(Records)
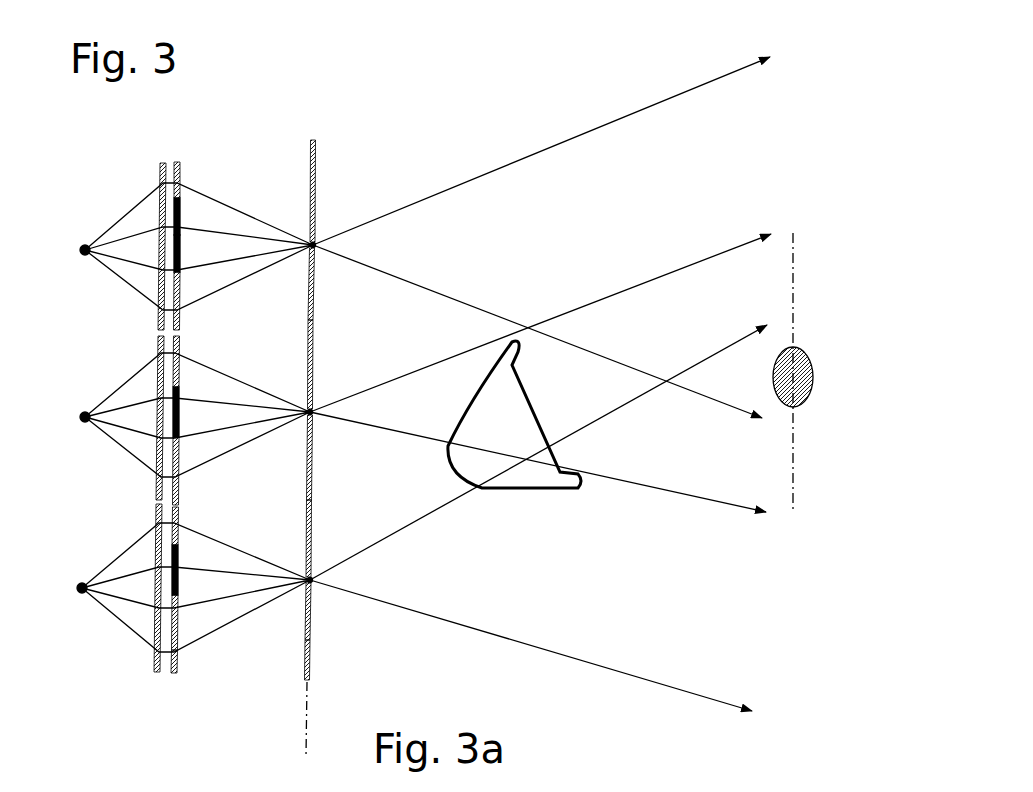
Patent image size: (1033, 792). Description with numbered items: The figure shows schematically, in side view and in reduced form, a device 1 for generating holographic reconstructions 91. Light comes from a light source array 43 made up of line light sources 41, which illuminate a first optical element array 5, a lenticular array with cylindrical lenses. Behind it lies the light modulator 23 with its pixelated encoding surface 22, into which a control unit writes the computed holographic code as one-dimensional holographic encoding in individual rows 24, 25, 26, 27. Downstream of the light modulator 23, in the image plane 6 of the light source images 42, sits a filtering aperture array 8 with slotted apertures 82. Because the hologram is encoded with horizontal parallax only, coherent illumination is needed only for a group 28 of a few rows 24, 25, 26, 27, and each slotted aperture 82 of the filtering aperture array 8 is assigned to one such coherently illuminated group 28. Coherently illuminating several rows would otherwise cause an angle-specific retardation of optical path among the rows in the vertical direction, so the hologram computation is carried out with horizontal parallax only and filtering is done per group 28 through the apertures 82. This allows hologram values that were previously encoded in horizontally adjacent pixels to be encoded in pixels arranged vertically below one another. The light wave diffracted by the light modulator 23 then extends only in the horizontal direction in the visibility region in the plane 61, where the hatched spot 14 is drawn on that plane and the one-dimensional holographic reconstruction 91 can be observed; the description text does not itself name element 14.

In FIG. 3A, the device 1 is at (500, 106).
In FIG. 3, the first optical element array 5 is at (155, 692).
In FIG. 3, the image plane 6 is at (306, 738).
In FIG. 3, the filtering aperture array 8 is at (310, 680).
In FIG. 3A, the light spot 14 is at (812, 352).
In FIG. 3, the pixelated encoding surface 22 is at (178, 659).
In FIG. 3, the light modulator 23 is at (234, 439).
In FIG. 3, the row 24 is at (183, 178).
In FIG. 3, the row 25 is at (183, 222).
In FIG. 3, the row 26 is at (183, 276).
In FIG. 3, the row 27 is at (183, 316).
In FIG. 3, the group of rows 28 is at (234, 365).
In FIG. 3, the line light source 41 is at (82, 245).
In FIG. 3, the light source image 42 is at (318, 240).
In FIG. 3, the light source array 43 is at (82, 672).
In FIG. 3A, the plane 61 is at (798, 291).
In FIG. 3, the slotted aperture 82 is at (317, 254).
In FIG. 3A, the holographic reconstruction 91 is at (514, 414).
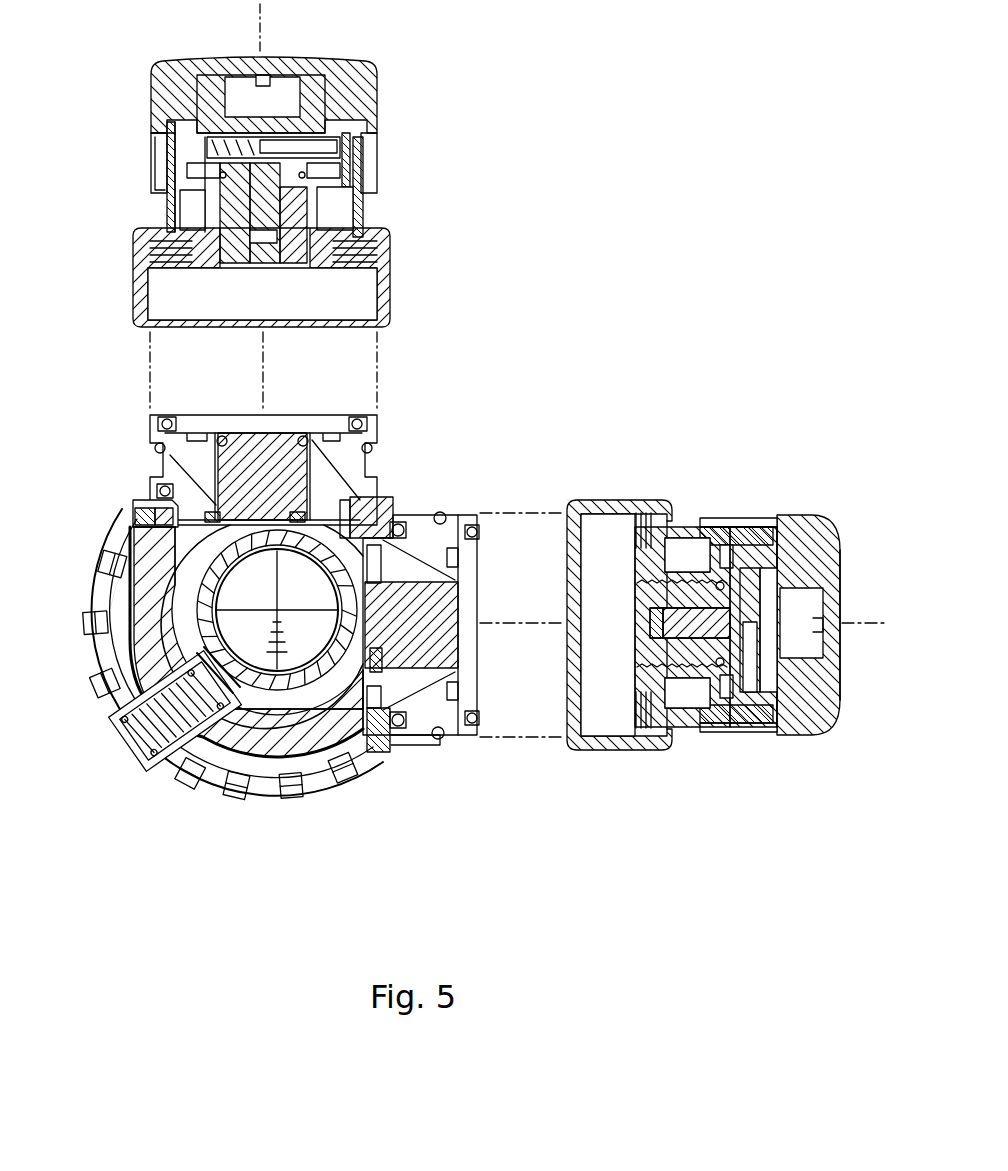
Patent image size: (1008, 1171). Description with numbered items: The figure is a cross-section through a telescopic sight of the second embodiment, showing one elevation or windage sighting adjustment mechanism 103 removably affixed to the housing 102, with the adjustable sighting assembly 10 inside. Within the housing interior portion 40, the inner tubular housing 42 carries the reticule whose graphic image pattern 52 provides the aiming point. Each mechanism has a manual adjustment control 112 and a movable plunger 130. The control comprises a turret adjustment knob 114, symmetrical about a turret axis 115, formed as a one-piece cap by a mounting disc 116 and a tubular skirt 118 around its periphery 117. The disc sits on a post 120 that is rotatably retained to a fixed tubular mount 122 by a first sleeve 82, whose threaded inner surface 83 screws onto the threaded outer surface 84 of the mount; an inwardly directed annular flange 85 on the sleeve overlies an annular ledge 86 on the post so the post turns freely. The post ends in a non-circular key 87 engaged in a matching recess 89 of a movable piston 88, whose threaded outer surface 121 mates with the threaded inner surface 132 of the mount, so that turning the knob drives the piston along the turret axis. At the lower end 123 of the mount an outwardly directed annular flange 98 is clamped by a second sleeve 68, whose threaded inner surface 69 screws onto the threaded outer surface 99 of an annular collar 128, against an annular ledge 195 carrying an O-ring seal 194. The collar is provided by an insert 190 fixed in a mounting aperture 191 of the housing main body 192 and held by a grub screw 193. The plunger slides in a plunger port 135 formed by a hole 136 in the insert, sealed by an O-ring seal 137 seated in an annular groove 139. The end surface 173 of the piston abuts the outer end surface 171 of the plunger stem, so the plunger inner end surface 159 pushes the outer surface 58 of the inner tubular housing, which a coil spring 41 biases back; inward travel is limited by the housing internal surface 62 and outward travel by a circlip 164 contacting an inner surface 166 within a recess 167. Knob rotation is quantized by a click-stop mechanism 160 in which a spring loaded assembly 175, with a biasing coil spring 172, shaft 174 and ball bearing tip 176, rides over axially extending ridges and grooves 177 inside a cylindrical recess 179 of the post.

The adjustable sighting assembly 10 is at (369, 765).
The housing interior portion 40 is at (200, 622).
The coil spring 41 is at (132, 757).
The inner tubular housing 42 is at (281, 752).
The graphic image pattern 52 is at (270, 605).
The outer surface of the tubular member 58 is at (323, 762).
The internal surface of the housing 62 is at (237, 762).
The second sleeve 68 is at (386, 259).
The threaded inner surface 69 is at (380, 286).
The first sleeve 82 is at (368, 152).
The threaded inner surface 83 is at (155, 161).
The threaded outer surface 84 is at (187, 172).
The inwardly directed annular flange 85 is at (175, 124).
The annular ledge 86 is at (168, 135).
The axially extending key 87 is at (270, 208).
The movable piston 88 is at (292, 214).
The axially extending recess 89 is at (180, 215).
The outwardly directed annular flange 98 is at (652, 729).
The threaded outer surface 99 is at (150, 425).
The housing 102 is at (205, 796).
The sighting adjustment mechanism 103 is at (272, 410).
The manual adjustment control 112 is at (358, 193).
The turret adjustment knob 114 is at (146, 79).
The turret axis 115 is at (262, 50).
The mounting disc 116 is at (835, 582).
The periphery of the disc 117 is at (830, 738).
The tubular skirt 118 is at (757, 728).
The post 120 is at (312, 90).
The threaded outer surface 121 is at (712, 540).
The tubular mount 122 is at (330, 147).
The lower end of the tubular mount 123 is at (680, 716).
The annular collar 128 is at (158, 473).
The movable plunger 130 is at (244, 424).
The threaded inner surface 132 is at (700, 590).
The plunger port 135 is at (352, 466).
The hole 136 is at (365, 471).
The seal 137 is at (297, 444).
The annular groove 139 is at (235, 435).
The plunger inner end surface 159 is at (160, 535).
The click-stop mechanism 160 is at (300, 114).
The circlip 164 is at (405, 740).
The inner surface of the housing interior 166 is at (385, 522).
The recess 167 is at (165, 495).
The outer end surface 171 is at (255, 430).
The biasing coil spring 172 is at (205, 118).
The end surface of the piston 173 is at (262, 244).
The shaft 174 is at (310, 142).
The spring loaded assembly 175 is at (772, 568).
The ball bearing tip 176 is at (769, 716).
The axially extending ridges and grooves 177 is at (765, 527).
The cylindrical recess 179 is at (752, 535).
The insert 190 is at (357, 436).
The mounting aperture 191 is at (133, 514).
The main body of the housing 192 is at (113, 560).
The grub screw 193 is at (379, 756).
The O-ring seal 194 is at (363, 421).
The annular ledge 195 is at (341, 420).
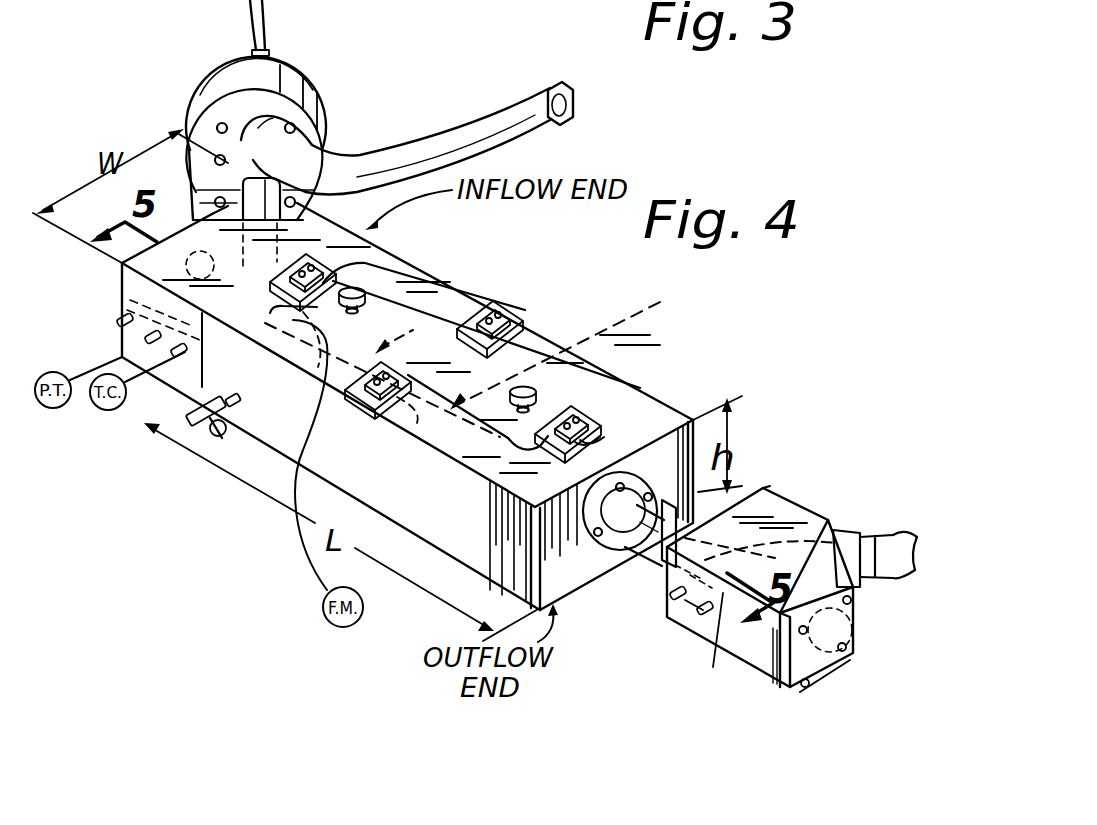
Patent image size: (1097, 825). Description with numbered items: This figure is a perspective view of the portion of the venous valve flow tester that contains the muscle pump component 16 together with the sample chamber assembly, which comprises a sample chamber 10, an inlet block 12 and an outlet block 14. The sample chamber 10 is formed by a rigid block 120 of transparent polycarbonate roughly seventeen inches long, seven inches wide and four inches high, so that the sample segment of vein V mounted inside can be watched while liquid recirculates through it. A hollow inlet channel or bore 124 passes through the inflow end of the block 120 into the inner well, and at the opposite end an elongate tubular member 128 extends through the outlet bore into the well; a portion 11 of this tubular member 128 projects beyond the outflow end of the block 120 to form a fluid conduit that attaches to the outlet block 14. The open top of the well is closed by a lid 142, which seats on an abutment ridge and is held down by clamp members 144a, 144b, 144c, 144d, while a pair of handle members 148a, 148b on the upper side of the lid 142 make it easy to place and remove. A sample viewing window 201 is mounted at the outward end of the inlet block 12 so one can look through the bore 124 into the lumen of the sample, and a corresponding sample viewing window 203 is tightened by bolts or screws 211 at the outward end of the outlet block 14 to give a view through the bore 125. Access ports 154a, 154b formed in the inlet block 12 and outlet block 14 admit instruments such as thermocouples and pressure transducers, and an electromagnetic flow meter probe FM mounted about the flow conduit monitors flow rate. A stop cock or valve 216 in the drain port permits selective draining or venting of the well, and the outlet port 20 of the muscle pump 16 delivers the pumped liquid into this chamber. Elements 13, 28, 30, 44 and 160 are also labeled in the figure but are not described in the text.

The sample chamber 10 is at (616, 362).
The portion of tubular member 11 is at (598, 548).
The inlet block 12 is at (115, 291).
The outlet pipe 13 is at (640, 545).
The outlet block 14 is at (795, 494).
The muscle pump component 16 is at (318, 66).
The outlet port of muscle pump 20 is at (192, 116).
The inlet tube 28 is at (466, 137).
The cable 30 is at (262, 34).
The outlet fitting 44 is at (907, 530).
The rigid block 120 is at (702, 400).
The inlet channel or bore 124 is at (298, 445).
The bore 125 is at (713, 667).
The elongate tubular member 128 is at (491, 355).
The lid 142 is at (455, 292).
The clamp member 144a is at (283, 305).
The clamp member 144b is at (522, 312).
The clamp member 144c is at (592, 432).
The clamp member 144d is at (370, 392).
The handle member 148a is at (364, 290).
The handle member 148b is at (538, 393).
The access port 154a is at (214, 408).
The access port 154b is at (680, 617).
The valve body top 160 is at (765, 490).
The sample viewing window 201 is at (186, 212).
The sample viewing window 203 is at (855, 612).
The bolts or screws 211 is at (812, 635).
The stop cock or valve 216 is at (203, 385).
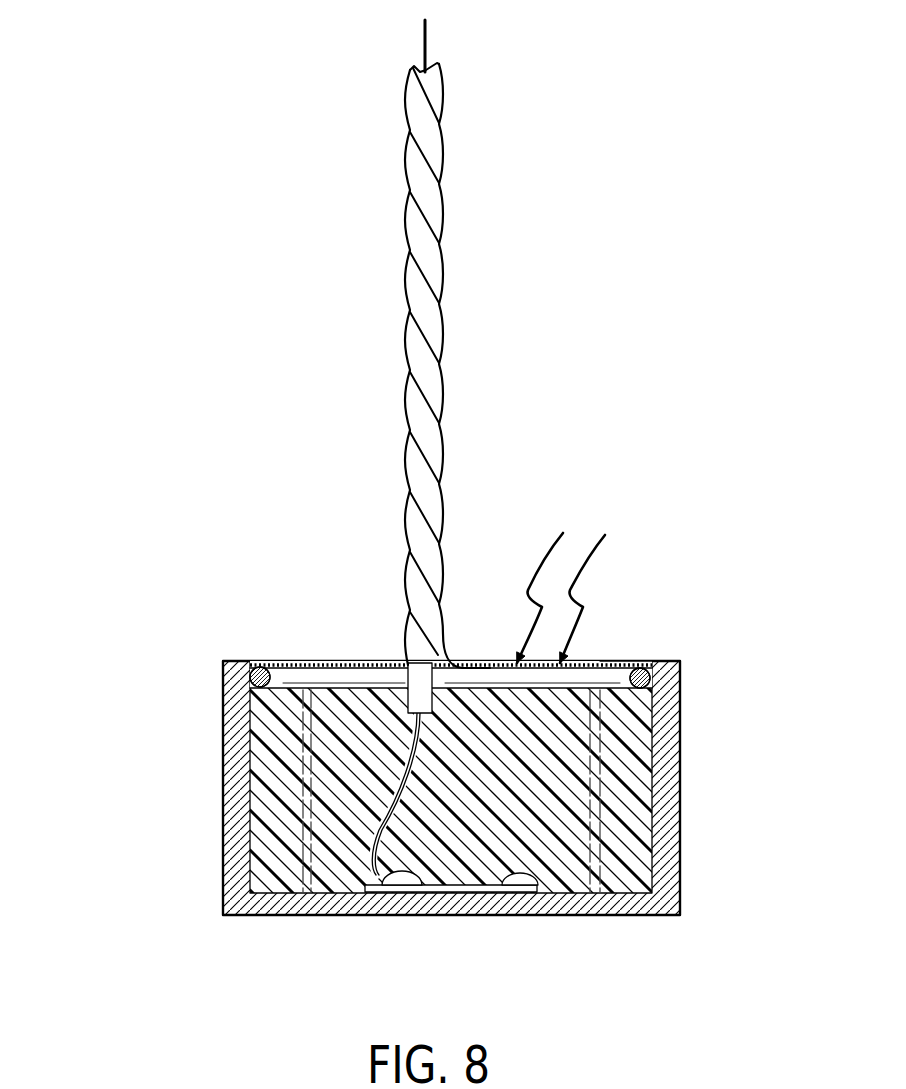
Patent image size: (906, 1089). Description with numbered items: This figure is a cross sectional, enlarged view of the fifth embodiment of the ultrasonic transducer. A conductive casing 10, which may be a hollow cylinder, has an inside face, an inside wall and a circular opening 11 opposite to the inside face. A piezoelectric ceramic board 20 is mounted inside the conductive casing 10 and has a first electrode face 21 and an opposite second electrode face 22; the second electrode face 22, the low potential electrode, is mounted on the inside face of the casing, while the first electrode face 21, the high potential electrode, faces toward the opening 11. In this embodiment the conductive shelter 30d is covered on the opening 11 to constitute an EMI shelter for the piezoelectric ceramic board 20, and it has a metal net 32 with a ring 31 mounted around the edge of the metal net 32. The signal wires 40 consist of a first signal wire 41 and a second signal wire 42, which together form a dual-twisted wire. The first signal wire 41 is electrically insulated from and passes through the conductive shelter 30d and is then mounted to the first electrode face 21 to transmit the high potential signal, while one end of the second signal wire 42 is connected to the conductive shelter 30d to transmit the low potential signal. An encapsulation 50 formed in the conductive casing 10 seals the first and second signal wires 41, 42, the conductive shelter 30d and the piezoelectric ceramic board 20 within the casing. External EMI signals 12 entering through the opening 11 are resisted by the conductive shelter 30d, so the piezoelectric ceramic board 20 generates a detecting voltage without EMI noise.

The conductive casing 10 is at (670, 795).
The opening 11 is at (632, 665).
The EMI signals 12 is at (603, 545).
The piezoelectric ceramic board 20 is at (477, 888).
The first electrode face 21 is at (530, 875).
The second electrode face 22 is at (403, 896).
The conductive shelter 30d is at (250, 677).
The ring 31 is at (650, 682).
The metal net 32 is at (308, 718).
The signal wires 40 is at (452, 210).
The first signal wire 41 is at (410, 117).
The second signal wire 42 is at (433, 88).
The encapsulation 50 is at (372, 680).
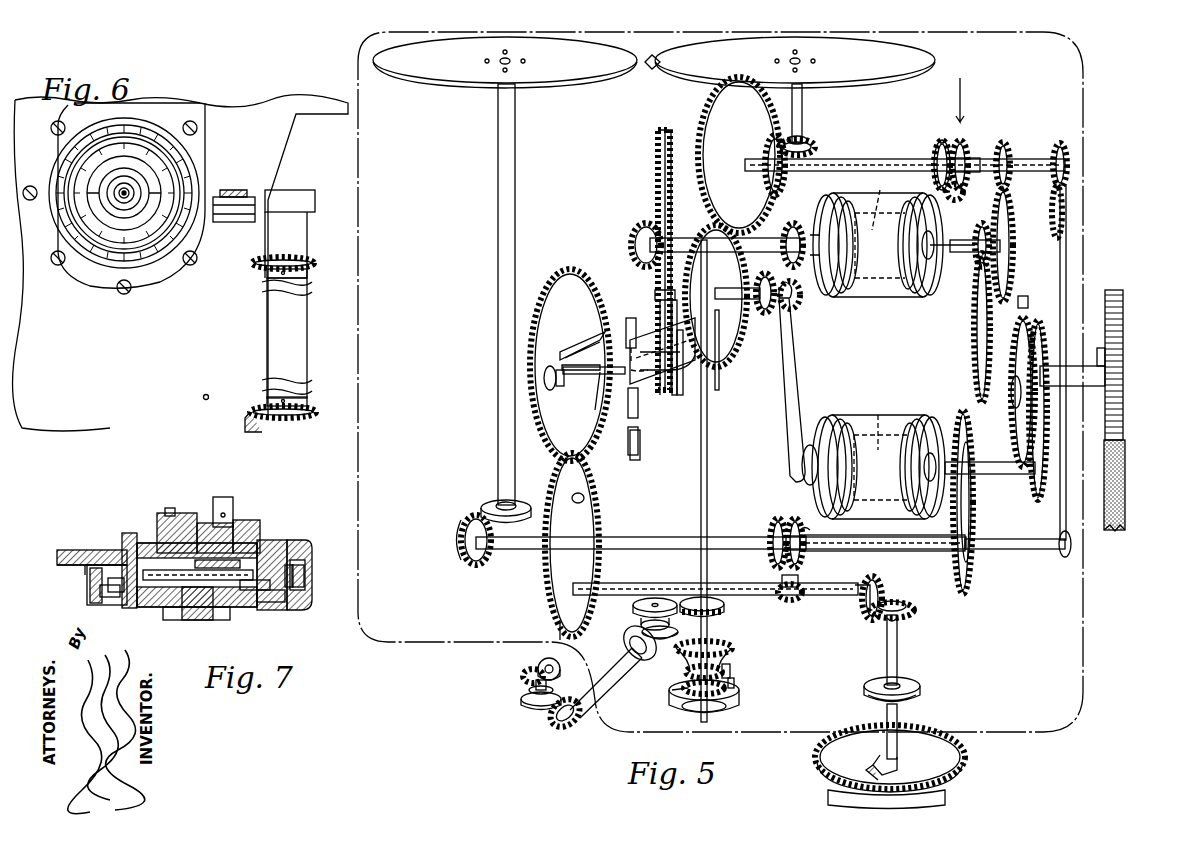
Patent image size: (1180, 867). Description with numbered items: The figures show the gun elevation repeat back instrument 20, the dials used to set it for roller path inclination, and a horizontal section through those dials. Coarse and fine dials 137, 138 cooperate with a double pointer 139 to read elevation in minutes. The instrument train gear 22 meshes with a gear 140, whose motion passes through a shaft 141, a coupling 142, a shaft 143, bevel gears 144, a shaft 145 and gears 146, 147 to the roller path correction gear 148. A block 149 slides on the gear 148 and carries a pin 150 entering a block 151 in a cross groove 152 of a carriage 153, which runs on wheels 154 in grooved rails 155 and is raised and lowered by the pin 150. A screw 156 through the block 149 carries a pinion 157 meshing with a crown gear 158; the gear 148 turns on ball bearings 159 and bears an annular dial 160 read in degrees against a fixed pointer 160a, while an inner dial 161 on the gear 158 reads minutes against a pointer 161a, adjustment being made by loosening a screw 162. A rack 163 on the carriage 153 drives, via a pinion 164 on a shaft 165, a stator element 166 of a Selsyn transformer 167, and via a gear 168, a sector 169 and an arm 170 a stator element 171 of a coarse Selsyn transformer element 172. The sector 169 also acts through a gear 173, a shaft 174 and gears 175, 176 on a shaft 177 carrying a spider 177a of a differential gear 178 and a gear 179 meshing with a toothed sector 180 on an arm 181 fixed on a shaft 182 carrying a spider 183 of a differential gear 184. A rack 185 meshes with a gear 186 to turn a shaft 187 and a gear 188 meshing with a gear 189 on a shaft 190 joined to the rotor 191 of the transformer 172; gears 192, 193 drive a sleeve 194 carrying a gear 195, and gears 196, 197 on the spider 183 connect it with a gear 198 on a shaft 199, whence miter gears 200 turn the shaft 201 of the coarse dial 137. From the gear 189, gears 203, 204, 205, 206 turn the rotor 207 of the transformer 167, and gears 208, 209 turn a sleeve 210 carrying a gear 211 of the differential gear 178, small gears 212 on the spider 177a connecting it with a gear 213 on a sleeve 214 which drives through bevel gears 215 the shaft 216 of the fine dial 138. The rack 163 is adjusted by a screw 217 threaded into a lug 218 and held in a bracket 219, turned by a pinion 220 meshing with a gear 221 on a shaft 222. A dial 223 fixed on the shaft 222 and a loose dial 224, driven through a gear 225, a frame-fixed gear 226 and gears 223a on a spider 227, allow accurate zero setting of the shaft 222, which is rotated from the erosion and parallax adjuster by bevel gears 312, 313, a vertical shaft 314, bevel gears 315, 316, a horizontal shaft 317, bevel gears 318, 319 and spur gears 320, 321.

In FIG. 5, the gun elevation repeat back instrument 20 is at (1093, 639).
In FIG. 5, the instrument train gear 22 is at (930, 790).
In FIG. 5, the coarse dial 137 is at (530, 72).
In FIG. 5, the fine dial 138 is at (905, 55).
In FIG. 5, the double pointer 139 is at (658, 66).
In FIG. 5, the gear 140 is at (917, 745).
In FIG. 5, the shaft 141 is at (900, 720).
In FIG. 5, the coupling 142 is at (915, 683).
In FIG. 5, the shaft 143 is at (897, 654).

● GIVEN EXERCISE:
Recast the lines of the rows above as a Markdown table with the columns "Number" and "Text", starting with the line that contains "Patent image size: (906, 1089)." and going on through the line that contains "The first electrode face 21 is at (530, 875).". Leave out blank lines.

● THE ANSWER:
| Number | Text |
|---|---|
| 1 | Patent image size: (906, 1089). Description with numbered items: This figure is a cross sectional, enlarged view of the fifth embodiment of the ultrasonic transducer. A conductive casing 10, which may be a hollow cylinder, has an inside face, an inside wall and a circular opening 11 opposite to the inside face. A piezoelectric ceramic board 20 is mounted inside the conductive casing 10 and has a first electrode face 21 and an opposite second electrode face 22; the second electrode face 22, the low potential electrode, is mounted on the inside face of the casing, while the first electrode face 21, the high potential electrode, faces toward the opening 11. In this embodiment the conductive shelter 30d is covered on the opening 11 to constitute an EMI shelter for the piezoelectric ceramic board 20, and it has a metal net 32 with a ring 31 mounted around the edge of the metal net 32. The signal wires 40 consist of a first signal wire 41 and a second signal wire 42, which together form a dual-twisted wire. The first signal wire 41 is electrically insulated from and passes through the conductive shelter 30d and is then mounted to the first electrode face 21 to transmit the high potential signal, while one end of the second signal wire 42 is connected to the conductive shelter 30d to transmit the low potential signal. An encapsulation 50 formed in the conductive casing 10 seals the first and second signal wires 41, 42, the conductive shelter 30d and the piezoelectric ceramic board 20 within the casing. External EMI signals 12 entering through the opening 11 are resisted by the conductive shelter 30d, so the piezoelectric ceramic board 20 generates a detecting voltage without EMI noise. |
| 2 | The conductive casing 10 is at (670, 795). |
| 3 | The opening 11 is at (632, 665). |
| 4 | The EMI signals 12 is at (603, 545). |
| 5 | The piezoelectric ceramic board 20 is at (477, 888). |
| 6 | The first electrode face 21 is at (530, 875). |